+++ Data to process
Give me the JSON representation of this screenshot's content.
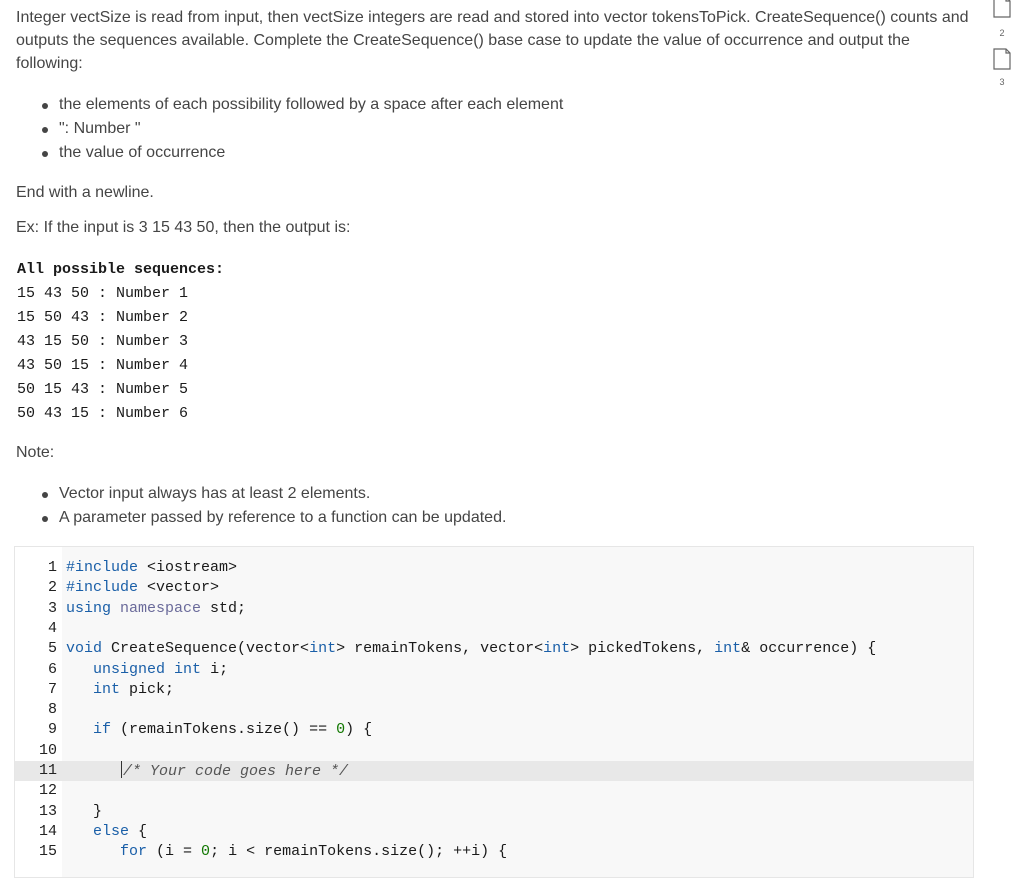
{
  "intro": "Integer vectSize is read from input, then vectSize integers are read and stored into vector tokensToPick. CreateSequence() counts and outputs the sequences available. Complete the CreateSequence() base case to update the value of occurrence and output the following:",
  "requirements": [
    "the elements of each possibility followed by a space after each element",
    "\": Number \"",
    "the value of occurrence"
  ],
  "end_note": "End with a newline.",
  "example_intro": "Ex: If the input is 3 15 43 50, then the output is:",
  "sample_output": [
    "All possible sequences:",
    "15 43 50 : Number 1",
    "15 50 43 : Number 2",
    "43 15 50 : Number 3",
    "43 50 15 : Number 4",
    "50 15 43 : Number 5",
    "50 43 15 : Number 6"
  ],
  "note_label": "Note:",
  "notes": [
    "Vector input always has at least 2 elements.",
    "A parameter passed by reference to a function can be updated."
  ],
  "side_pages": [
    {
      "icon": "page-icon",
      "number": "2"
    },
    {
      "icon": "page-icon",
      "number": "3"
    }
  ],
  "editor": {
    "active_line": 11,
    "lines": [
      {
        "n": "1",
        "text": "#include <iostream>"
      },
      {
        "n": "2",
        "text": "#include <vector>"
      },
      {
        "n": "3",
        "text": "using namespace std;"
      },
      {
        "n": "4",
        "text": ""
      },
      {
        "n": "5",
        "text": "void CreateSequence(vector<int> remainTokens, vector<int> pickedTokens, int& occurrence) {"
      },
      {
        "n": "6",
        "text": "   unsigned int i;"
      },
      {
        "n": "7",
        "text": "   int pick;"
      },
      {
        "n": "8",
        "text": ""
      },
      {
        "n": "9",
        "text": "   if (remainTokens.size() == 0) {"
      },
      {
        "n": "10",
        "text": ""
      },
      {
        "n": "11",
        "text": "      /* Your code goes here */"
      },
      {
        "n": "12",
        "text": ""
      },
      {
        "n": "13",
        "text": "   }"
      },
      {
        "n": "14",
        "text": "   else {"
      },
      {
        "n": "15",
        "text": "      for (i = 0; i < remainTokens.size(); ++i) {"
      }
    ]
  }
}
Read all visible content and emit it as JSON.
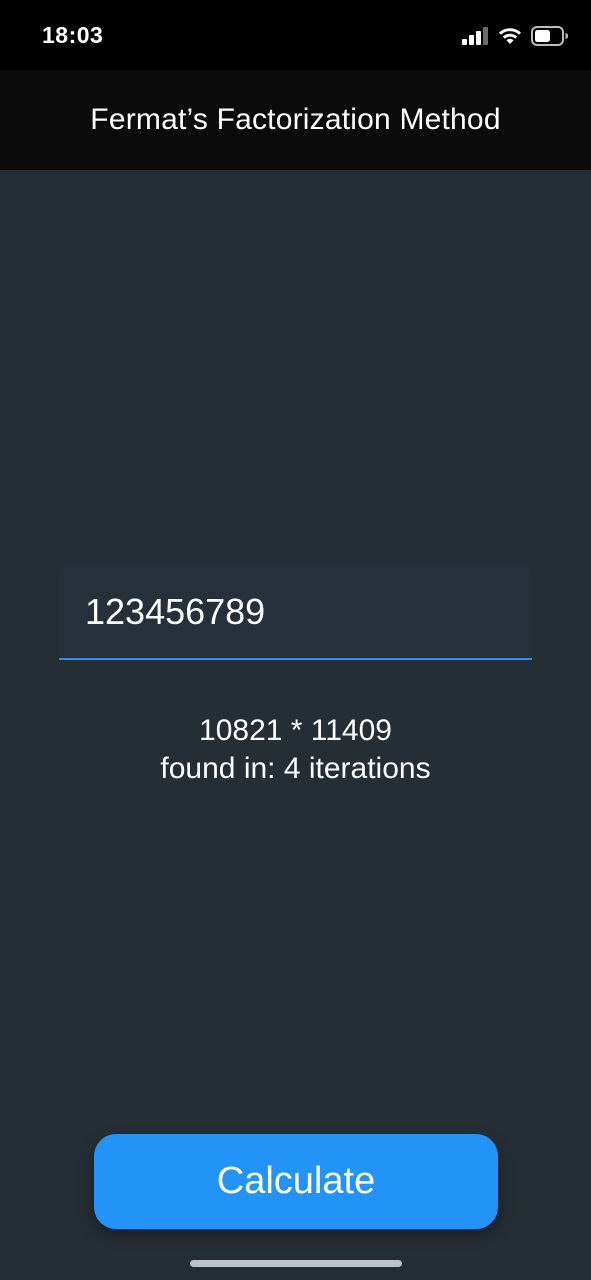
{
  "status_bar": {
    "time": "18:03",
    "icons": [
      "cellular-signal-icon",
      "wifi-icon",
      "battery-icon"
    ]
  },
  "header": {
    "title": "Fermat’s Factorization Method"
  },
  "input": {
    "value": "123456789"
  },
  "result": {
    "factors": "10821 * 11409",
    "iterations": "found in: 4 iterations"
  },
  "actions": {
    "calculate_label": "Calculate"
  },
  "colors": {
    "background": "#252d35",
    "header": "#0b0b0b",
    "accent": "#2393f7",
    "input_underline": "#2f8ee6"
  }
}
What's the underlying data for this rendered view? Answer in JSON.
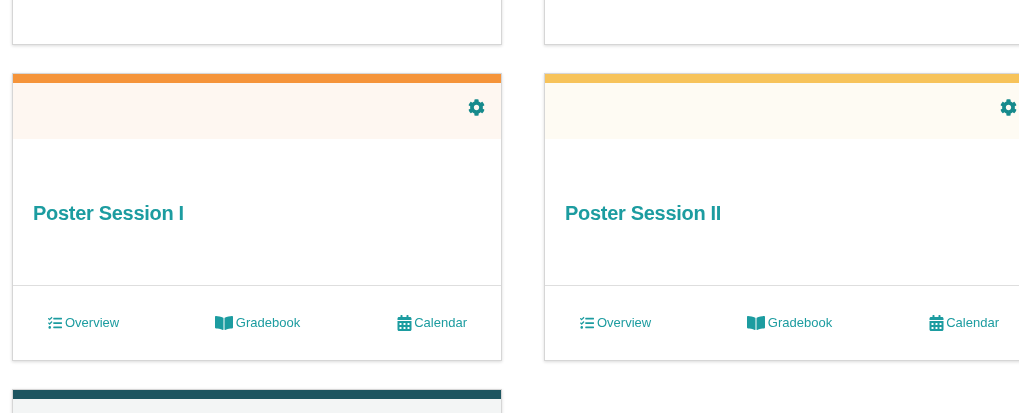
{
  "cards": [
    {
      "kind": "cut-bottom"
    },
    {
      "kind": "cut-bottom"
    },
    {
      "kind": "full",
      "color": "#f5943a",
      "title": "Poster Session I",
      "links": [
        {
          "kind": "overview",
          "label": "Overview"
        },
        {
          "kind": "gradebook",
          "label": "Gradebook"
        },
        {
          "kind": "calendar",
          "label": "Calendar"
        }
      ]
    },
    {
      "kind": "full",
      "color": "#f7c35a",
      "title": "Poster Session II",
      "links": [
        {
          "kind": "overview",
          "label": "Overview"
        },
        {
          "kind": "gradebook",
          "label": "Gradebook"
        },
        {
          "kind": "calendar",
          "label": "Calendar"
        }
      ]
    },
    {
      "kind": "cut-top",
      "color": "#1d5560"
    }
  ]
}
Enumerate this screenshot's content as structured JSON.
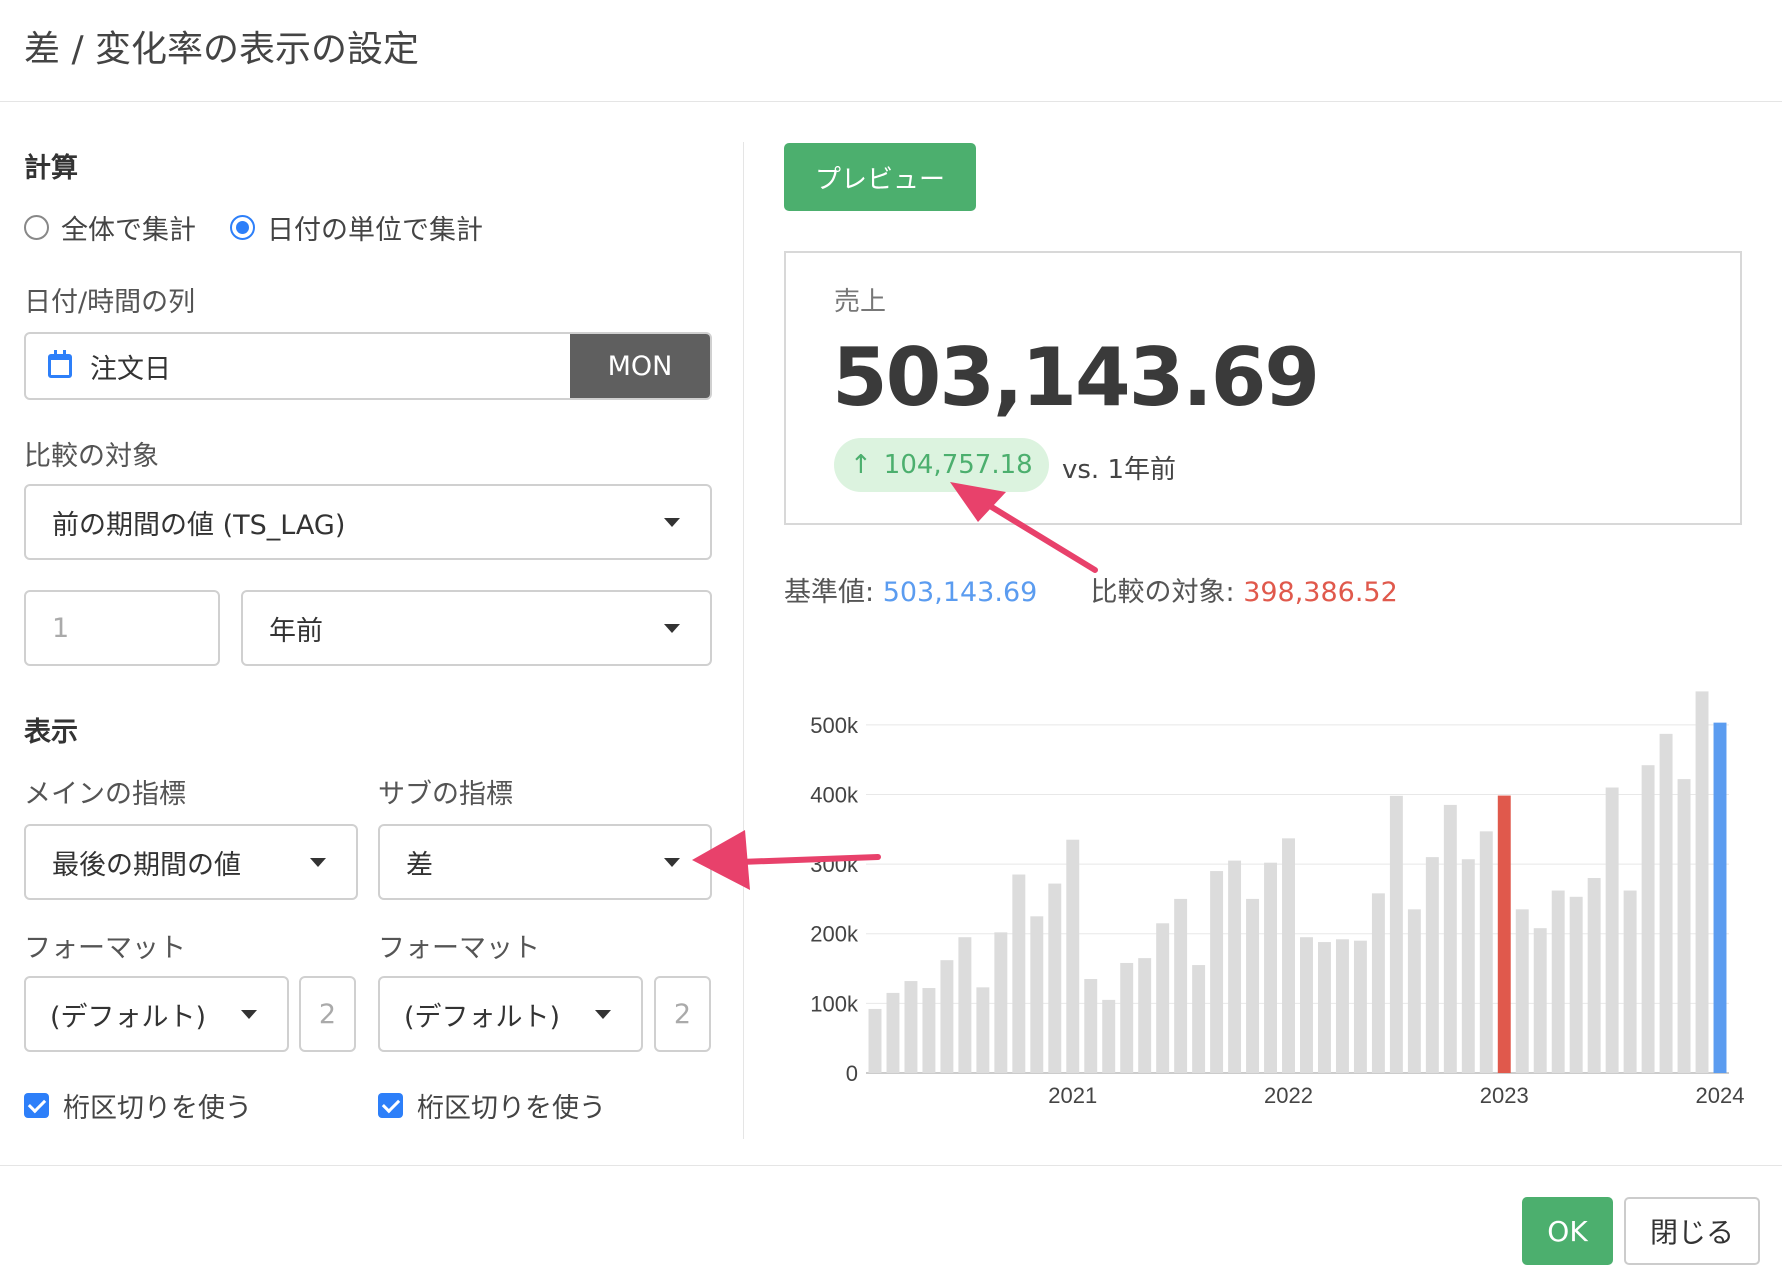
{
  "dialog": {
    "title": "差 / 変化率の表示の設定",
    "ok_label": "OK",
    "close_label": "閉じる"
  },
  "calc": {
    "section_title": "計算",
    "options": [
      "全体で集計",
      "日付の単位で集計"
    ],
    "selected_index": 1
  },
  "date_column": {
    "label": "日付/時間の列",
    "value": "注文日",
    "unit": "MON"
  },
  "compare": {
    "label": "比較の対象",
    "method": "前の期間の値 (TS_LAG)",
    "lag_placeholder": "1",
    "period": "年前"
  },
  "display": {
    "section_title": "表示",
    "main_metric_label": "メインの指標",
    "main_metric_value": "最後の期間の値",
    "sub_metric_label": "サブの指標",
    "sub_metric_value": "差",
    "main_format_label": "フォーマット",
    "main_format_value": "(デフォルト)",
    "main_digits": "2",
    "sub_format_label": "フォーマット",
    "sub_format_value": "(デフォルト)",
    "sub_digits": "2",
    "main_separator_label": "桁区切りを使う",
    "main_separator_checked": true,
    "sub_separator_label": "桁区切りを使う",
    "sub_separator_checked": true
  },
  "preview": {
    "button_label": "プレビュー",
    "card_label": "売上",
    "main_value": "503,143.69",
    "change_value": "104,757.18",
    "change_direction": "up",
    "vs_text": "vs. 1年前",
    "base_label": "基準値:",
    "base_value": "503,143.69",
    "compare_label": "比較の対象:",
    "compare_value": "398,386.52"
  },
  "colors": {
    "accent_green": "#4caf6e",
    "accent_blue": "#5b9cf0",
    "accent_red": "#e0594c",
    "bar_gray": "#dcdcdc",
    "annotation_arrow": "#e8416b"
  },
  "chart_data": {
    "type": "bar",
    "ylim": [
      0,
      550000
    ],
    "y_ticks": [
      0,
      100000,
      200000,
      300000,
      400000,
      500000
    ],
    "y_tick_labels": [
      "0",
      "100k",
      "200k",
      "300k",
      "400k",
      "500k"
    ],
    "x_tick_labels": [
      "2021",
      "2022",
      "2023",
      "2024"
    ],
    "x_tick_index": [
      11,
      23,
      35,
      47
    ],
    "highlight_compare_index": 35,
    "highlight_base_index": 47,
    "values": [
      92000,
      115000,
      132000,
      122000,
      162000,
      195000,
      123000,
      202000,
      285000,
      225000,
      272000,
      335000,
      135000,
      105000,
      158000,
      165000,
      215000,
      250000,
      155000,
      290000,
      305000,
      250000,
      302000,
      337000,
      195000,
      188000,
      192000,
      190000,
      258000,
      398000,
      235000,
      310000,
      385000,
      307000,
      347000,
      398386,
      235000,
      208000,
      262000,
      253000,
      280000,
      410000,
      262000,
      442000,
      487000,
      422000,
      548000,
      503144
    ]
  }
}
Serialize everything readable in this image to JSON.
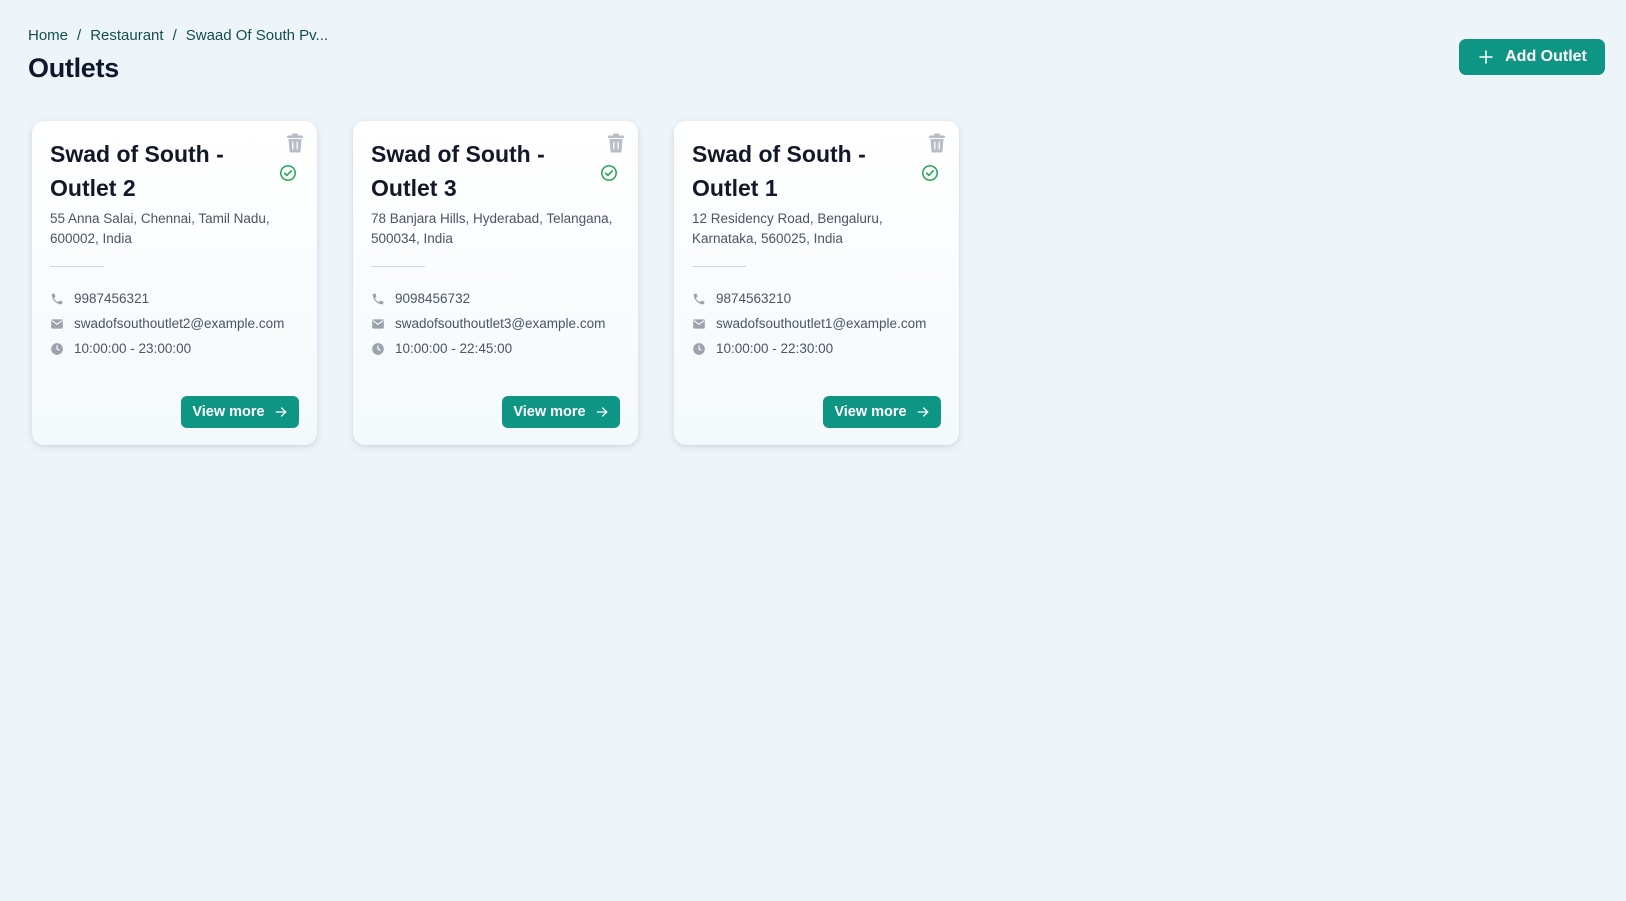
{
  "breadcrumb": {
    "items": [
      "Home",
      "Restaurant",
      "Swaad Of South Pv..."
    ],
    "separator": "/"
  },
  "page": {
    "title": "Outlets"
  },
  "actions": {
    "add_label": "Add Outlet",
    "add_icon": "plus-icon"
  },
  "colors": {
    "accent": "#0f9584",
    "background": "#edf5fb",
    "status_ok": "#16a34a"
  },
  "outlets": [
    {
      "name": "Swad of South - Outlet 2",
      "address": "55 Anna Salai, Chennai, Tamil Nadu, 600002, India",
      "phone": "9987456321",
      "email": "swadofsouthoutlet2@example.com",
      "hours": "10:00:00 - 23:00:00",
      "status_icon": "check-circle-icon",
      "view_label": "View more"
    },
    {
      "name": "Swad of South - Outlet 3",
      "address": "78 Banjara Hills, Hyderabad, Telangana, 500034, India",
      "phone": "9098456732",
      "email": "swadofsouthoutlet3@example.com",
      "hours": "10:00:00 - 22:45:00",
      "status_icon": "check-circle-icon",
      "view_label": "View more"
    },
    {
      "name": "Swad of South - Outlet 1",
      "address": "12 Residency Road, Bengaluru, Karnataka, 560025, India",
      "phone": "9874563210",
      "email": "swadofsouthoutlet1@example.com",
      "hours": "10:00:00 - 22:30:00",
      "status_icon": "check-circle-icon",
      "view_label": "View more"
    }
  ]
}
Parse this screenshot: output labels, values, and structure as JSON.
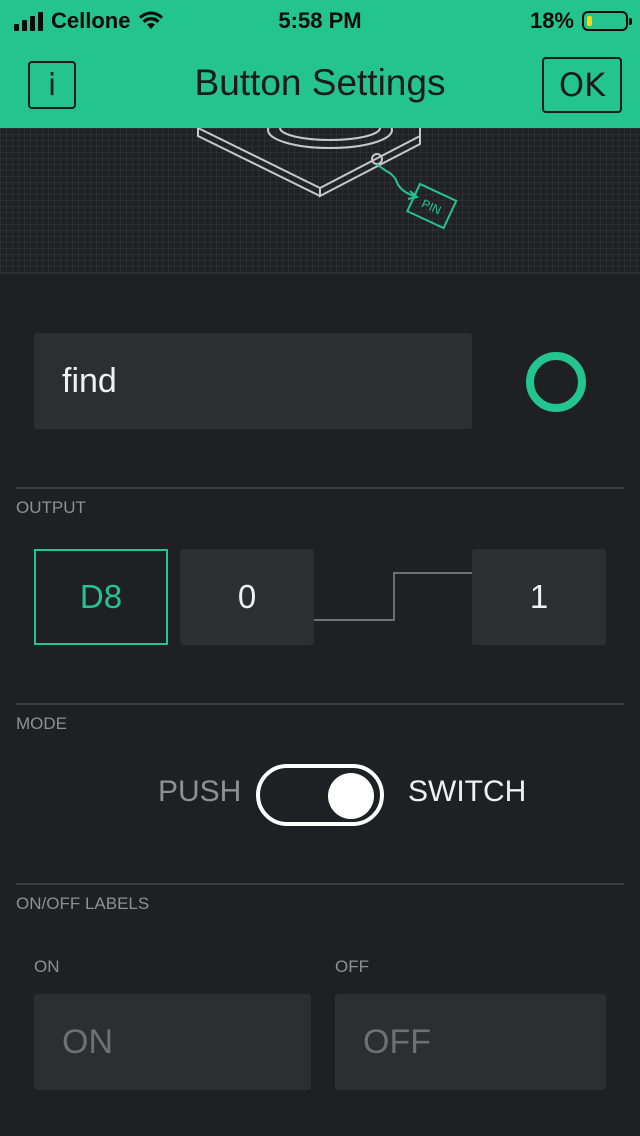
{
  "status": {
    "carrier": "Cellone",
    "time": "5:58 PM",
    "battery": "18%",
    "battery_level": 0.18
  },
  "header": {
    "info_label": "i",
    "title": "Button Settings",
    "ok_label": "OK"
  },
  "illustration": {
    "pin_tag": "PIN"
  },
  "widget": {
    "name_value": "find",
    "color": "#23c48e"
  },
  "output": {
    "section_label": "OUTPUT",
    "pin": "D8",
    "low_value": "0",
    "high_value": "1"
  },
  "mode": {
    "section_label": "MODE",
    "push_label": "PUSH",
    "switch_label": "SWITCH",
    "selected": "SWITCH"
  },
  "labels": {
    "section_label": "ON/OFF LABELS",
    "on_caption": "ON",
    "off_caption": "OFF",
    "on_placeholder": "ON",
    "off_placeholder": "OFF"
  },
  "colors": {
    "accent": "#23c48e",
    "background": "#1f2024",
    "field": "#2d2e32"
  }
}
++++++
Objective: In the listing above, find each line with the word "then" and copy it.

Final answer:
  "intro": "Integer vectSize is read from input, then vectSize integers are read and stored into vector tokensToPick. CreateSequence() counts and outputs the sequences available. Complete the CreateSequence() base case to update the value of occurrence and output the following:",
  "example_intro": "Ex: If the input is 3 15 43 50, then the output is:",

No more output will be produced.